--- begin ---
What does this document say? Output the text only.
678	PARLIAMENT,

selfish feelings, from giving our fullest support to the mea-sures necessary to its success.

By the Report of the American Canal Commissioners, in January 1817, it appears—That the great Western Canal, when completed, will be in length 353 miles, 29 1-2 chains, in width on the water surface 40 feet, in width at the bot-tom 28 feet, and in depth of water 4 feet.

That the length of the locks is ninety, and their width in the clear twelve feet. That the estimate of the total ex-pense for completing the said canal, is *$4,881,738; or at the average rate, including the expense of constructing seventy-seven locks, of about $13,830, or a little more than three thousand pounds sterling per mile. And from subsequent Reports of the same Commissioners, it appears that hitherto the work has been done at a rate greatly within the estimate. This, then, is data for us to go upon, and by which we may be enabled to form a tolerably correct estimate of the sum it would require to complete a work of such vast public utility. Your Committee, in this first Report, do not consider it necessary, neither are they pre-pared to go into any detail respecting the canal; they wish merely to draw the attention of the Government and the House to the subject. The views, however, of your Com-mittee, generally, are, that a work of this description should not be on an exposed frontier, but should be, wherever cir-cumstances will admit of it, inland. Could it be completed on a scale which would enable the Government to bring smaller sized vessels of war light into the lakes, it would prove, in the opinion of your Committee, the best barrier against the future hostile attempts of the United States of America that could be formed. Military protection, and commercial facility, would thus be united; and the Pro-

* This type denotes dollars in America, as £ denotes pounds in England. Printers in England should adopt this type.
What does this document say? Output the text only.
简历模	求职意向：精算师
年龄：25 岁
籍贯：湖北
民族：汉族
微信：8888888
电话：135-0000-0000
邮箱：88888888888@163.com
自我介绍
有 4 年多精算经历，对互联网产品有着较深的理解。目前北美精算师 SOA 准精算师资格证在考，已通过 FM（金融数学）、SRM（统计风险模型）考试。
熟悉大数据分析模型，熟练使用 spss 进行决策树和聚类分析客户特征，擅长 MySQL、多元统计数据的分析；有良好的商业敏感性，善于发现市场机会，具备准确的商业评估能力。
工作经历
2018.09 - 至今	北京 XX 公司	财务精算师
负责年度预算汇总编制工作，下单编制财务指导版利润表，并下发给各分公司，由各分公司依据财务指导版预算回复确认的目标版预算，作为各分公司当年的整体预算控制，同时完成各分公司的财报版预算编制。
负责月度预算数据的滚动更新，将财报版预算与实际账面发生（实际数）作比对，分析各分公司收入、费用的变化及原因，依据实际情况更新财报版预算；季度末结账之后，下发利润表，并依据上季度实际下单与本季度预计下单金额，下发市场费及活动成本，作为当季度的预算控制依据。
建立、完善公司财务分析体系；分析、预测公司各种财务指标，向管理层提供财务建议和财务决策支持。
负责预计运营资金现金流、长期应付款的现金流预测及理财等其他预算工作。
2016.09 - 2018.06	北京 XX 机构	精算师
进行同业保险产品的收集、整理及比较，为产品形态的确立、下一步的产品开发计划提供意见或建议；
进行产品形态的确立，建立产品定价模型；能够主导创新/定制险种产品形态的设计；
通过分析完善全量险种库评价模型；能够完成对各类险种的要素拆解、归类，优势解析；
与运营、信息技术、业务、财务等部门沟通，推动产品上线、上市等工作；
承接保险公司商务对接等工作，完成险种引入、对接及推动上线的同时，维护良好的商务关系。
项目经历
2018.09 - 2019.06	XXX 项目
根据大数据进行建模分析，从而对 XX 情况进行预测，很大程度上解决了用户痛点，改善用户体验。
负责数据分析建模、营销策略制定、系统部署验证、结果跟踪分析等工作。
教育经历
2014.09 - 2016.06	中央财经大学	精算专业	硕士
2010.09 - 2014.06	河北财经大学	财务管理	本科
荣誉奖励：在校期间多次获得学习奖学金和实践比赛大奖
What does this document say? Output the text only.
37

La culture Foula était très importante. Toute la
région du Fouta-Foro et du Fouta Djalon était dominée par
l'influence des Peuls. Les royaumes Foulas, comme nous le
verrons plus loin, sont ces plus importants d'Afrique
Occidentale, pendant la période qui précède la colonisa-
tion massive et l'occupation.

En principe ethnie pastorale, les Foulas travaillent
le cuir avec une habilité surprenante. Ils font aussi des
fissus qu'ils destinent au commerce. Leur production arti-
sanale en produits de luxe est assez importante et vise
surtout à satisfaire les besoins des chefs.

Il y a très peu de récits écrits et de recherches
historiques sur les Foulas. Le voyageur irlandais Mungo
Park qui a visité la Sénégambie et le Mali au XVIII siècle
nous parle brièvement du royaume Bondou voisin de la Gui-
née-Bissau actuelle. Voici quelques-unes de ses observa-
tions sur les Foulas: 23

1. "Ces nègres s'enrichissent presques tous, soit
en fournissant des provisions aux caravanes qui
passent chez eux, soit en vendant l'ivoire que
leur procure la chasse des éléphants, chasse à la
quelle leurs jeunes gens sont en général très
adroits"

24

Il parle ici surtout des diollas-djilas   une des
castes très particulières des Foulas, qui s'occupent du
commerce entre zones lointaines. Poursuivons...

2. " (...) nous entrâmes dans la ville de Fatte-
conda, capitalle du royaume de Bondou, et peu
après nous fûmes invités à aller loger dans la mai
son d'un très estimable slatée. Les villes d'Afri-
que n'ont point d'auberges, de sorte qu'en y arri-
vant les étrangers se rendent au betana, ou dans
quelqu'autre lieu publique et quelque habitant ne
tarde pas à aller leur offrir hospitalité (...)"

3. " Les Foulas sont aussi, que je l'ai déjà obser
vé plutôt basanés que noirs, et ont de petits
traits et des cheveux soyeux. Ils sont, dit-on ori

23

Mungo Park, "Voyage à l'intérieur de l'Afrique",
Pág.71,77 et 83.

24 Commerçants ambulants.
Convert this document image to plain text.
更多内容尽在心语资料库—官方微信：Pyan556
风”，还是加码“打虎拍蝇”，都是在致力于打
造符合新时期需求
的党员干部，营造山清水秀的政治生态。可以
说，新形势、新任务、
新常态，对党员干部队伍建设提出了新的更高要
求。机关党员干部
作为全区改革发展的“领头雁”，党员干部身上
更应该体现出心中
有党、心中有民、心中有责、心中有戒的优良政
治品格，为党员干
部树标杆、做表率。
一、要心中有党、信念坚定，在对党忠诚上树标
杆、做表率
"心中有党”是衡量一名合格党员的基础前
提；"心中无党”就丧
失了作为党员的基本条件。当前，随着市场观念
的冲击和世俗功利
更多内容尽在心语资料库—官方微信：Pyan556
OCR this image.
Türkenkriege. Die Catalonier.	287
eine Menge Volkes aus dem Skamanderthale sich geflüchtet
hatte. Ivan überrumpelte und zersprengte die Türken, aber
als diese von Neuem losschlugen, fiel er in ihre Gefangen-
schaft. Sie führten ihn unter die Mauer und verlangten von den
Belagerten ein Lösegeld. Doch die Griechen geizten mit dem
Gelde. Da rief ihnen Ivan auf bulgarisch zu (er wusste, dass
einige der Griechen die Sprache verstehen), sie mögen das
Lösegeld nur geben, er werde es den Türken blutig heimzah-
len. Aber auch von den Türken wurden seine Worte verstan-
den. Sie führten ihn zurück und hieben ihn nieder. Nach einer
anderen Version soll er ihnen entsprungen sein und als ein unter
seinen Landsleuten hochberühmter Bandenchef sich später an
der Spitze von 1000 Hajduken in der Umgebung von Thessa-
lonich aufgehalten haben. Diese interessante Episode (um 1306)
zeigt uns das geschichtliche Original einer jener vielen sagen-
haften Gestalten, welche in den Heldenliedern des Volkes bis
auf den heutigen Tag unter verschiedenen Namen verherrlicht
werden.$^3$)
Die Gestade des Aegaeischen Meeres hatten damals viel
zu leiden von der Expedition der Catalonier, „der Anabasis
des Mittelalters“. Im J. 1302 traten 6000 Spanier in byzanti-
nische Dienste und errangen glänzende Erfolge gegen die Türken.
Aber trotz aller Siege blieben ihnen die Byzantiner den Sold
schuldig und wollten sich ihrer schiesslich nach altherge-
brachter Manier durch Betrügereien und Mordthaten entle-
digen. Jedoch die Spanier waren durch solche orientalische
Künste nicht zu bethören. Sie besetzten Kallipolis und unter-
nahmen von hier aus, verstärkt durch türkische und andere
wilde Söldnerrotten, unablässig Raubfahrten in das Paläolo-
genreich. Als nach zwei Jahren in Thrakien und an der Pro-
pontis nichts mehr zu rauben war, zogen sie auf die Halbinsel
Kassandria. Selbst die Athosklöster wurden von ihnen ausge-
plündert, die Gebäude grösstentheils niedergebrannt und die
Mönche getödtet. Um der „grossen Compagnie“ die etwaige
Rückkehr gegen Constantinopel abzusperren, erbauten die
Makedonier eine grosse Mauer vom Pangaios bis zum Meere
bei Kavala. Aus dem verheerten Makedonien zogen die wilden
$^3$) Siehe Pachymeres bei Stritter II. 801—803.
--- end ---
DO THIS —
Reproduce each line from the records that contains the word "surtout".

FULL OUTPUT —
surtout à satisfaire les besoins des chefs.
Il parle ici surtout des diollas-djilas   une des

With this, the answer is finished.